Given problem
Print the entries that appear below, exactly as written and without their pictures.

--- START ---

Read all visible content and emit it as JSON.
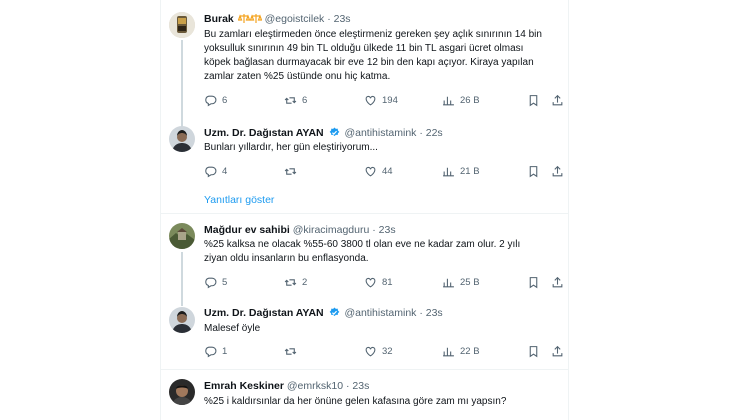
{
  "tweets": [
    {
      "name": "Burak",
      "handle": "@egoistcilek",
      "time": "· 23s",
      "lines": [
        "Bu zamları eleştirmeden önce eleştirmeniz gereken şey açlık sınırının 14 bin",
        "yoksulluk sınırının 49 bin TL olduğu ülkede 11 bin TL asgari ücret olması",
        "köpek bağlasan durmayacak bir eve 12 bin den kapı açıyor. Kiraya yapılan",
        "zamlar zaten %25 üstünde onu hiç katma."
      ],
      "replies": "6",
      "retweets": "6",
      "likes": "194",
      "views": "26 B"
    },
    {
      "name": "Uzm. Dr. Dağıstan AYAN",
      "handle": "@antihistamink",
      "time": "· 22s",
      "lines": [
        "Bunları yıllardır, her gün eleştiriyorum..."
      ],
      "replies": "4",
      "retweets": "",
      "likes": "44",
      "views": "21 B"
    },
    {
      "name": "Mağdur ev sahibi",
      "handle": "@kiracimagduru",
      "time": "· 23s",
      "lines": [
        "%25 kalksa ne olacak %55-60 3800 tl olan eve ne kadar zam olur. 2 yılı",
        "ziyan oldu insanların bu enflasyonda."
      ],
      "replies": "5",
      "retweets": "2",
      "likes": "81",
      "views": "25 B"
    },
    {
      "name": "Uzm. Dr. Dağıstan AYAN",
      "handle": "@antihistamink",
      "time": "· 23s",
      "lines": [
        "Malesef öyle"
      ],
      "replies": "1",
      "retweets": "",
      "likes": "32",
      "views": "22 B"
    },
    {
      "name": "Emrah Keskiner",
      "handle": "@emrksk10",
      "time": "· 23s",
      "lines": [
        "%25 i kaldırsınlar da her önüne gelen kafasına göre zam mı yapsın?"
      ]
    }
  ],
  "show_replies_label": "Yanıtları göster",
  "colors": {
    "accent": "#1d9bf0",
    "muted": "#536471",
    "text": "#0f1419",
    "line": "#cfd9de"
  },
  "icons": [
    "reply-icon",
    "retweet-icon",
    "like-icon",
    "views-icon",
    "bookmark-icon",
    "share-icon",
    "verified-icon",
    "balance-scale-emoji"
  ]
}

--- END ---

Answer to this exercise
Read all visible content and emit it as JSON.
{
  "tweets": [
    {
      "name": "Burak",
      "handle": "@egoistcilek",
      "time": "· 23s",
      "lines": [
        "Bu zamları eleştirmeden önce eleştirmeniz gereken şey açlık sınırının 14 bin",
        "yoksulluk sınırının 49 bin TL olduğu ülkede 11 bin TL asgari ücret olması",
        "köpek bağlasan durmayacak bir eve 12 bin den kapı açıyor. Kiraya yapılan",
        "zamlar zaten %25 üstünde onu hiç katma."
      ],
      "replies": "6",
      "retweets": "6",
      "likes": "194",
      "views": "26 B"
    },
    {
      "name": "Uzm. Dr. Dağıstan AYAN",
      "handle": "@antihistamink",
      "time": "· 22s",
      "lines": [
        "Bunları yıllardır, her gün eleştiriyorum..."
      ],
      "replies": "4",
      "retweets": "",
      "likes": "44",
      "views": "21 B"
    },
    {
      "name": "Mağdur ev sahibi",
      "handle": "@kiracimagduru",
      "time": "· 23s",
      "lines": [
        "%25 kalksa ne olacak %55-60 3800 tl olan eve ne kadar zam olur. 2 yılı",
        "ziyan oldu insanların bu enflasyonda."
      ],
      "replies": "5",
      "retweets": "2",
      "likes": "81",
      "views": "25 B"
    },
    {
      "name": "Uzm. Dr. Dağıstan AYAN",
      "handle": "@antihistamink",
      "time": "· 23s",
      "lines": [
        "Malesef öyle"
      ],
      "replies": "1",
      "retweets": "",
      "likes": "32",
      "views": "22 B"
    },
    {
      "name": "Emrah Keskiner",
      "handle": "@emrksk10",
      "time": "· 23s",
      "lines": [
        "%25 i kaldırsınlar da her önüne gelen kafasına göre zam mı yapsın?"
      ]
    }
  ],
  "show_replies_label": "Yanıtları göster",
  "colors": {
    "accent": "#1d9bf0",
    "muted": "#536471",
    "text": "#0f1419",
    "line": "#cfd9de"
  },
  "icons": [
    "reply-icon",
    "retweet-icon",
    "like-icon",
    "views-icon",
    "bookmark-icon",
    "share-icon",
    "verified-icon",
    "balance-scale-emoji"
  ]
}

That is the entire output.